EXERCISE TASK:
Spot every line with the word "nichelcromo" and return it.

Recorded data:
══════

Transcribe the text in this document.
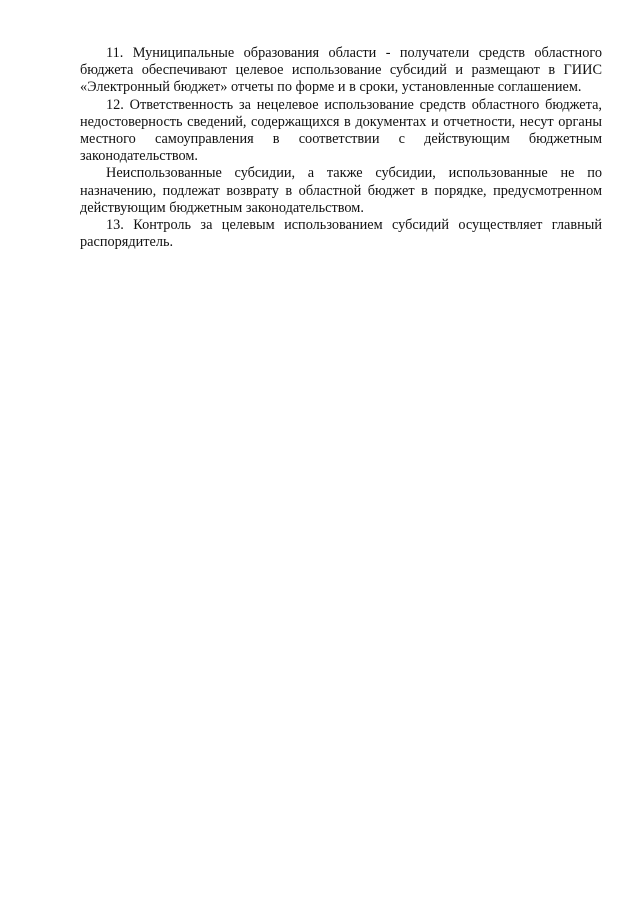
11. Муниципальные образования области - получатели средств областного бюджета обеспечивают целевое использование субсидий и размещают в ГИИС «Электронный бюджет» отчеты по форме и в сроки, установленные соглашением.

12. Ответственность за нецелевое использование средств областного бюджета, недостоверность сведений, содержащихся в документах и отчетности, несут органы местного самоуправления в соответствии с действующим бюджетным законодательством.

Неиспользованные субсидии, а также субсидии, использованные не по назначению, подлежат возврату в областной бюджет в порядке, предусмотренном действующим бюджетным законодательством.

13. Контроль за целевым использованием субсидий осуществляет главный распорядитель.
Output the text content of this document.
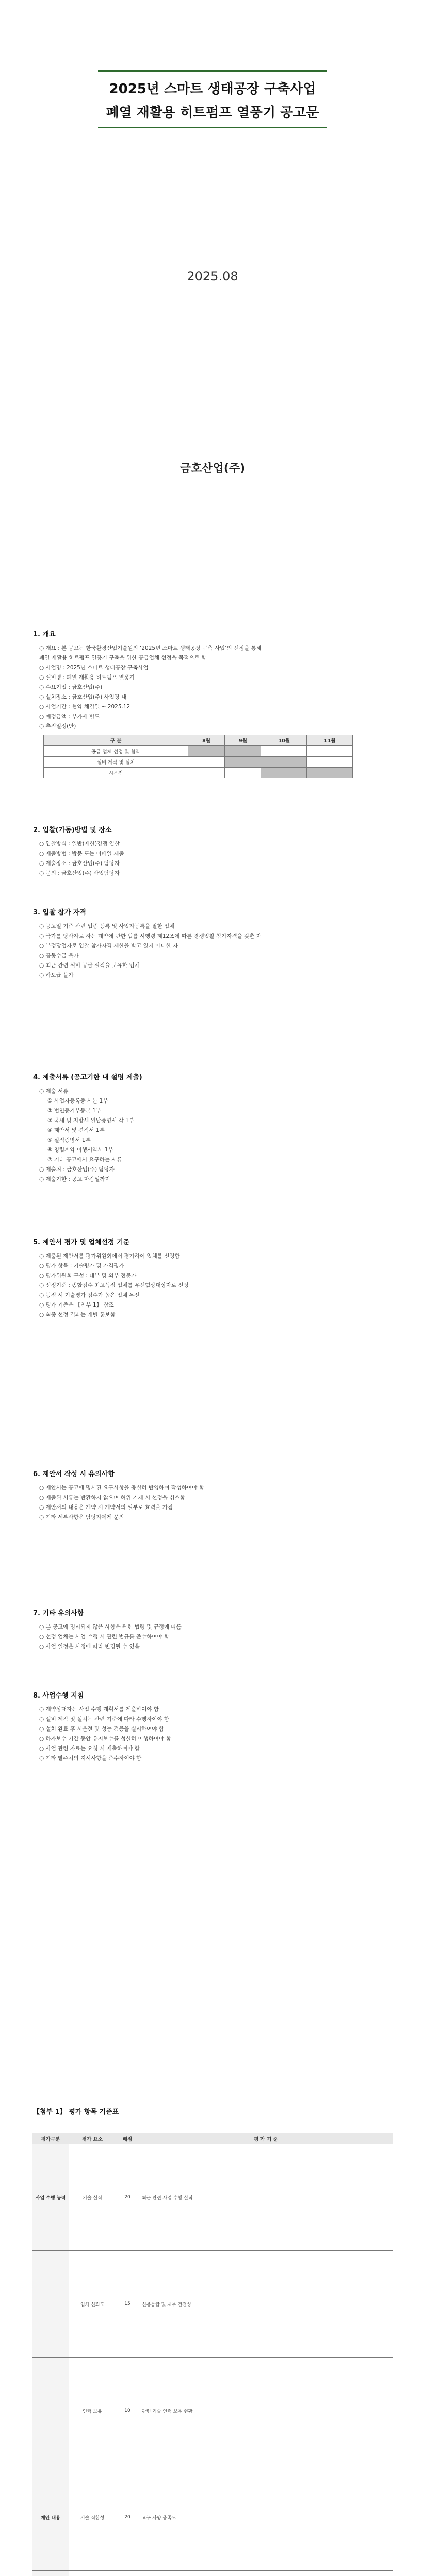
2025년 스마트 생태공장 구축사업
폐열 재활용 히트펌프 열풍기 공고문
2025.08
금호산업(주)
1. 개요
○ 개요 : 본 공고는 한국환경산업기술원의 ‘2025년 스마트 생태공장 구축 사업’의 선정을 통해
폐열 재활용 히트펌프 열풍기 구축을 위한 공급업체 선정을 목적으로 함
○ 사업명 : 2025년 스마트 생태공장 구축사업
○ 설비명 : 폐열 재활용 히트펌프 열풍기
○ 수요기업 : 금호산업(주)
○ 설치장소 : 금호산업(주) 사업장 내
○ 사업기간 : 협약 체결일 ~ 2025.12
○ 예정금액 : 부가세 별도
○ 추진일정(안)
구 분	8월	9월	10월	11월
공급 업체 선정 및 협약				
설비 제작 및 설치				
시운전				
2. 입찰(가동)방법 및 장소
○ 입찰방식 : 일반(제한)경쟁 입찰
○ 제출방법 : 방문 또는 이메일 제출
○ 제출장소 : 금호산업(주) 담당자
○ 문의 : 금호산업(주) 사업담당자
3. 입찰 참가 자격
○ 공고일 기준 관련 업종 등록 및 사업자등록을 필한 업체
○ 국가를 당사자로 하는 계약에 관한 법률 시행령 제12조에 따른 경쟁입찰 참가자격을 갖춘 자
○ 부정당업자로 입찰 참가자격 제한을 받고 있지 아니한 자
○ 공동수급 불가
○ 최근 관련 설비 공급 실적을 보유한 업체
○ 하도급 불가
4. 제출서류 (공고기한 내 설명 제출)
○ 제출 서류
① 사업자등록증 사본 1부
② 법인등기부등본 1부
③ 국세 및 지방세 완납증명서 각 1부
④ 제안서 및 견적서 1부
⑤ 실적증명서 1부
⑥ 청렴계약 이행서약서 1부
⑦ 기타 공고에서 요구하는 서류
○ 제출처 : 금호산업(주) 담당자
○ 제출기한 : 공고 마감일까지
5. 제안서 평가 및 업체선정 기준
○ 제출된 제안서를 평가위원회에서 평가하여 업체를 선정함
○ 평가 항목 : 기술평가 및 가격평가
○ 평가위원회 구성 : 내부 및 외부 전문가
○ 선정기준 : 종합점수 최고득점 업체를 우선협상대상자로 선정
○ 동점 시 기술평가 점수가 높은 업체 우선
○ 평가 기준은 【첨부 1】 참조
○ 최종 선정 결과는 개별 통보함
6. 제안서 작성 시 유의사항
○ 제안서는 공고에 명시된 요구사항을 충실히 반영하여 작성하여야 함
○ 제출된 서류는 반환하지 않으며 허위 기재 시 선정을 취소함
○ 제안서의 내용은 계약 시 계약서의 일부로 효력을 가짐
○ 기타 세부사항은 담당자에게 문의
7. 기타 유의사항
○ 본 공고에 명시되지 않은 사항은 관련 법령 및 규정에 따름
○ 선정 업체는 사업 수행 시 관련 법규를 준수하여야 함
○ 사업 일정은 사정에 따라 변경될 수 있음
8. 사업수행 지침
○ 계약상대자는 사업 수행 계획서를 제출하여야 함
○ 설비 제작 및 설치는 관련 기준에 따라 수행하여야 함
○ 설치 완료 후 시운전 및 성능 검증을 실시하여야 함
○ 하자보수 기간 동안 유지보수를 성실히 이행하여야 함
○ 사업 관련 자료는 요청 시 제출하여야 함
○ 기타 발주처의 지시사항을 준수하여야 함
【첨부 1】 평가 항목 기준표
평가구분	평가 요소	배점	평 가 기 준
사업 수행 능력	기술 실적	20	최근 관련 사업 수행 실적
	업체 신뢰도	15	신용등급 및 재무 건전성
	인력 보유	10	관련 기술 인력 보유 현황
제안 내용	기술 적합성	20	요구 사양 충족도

══════

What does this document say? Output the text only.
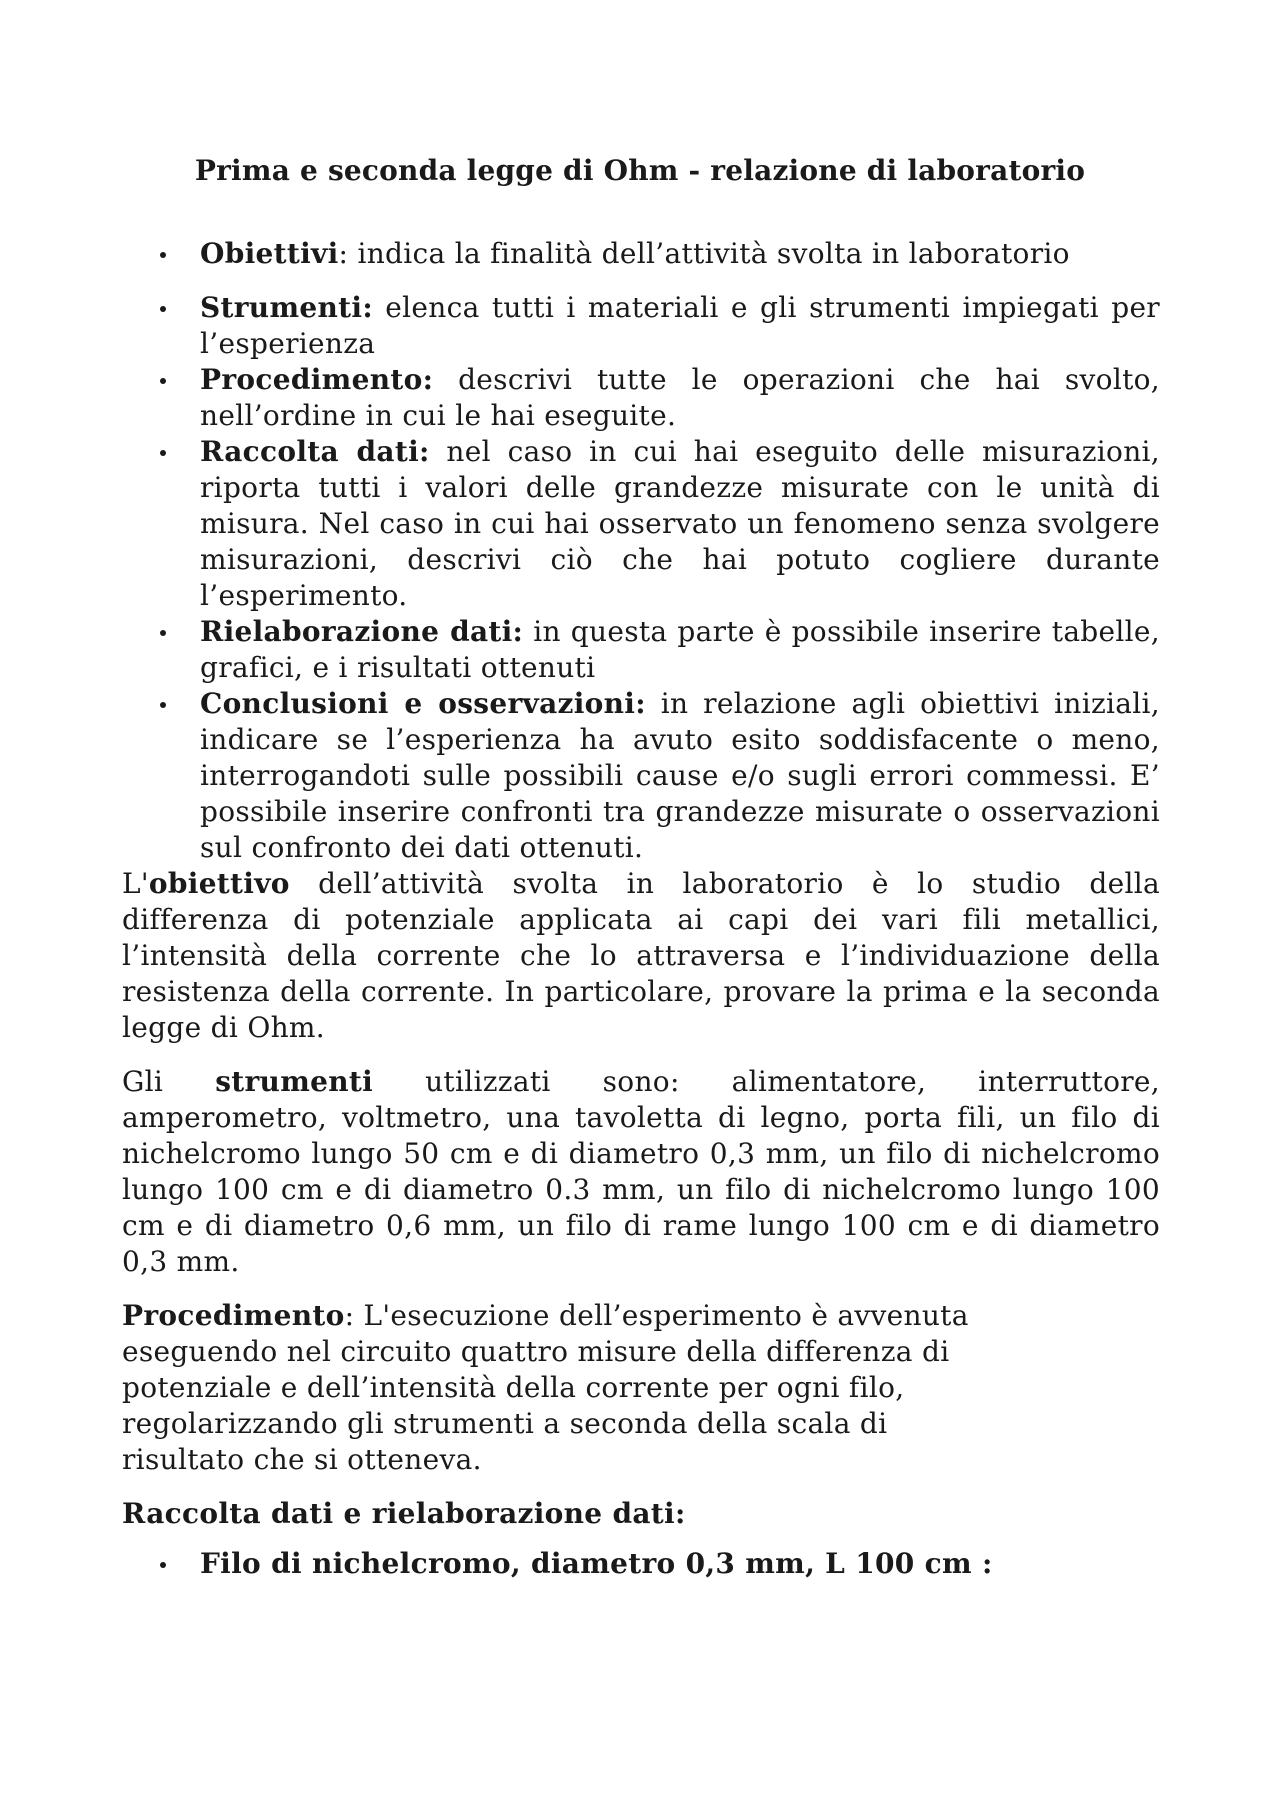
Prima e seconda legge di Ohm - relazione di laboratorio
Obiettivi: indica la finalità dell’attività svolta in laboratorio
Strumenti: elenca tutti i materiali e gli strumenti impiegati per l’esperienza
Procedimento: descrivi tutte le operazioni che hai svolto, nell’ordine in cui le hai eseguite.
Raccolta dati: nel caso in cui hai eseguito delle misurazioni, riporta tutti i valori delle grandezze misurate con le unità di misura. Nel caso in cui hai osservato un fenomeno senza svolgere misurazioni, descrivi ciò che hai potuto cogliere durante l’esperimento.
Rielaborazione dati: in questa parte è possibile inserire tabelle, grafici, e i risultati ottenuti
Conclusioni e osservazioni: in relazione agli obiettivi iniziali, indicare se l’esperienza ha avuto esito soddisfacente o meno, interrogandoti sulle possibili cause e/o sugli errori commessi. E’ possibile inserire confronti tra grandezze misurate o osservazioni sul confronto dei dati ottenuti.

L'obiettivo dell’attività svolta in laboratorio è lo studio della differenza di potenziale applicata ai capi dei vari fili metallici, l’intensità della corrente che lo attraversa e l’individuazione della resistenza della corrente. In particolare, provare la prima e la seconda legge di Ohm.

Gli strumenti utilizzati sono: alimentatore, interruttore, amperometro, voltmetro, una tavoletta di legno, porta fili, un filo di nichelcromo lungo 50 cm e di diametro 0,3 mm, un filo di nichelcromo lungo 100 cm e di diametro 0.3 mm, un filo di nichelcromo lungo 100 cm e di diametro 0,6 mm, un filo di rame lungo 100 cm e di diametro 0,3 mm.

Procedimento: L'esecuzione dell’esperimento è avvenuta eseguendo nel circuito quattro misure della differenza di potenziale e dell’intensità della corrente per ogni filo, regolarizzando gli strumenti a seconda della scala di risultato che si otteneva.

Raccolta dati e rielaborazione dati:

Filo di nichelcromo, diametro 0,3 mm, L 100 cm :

══════

FINAL RESULT:
Gli strumenti utilizzati sono: alimentatore, interruttore, amperometro, voltmetro, una tavoletta di legno, porta fili, un filo di nichelcromo lungo 50 cm e di diametro 0,3 mm, un filo di nichelcromo lungo 100 cm e di diametro 0.3 mm, un filo di nichelcromo lungo 100 cm e di diametro 0,6 mm, un filo di rame lungo 100 cm e di diametro 0,3 mm.
Filo di nichelcromo, diametro 0,3 mm, L 100 cm :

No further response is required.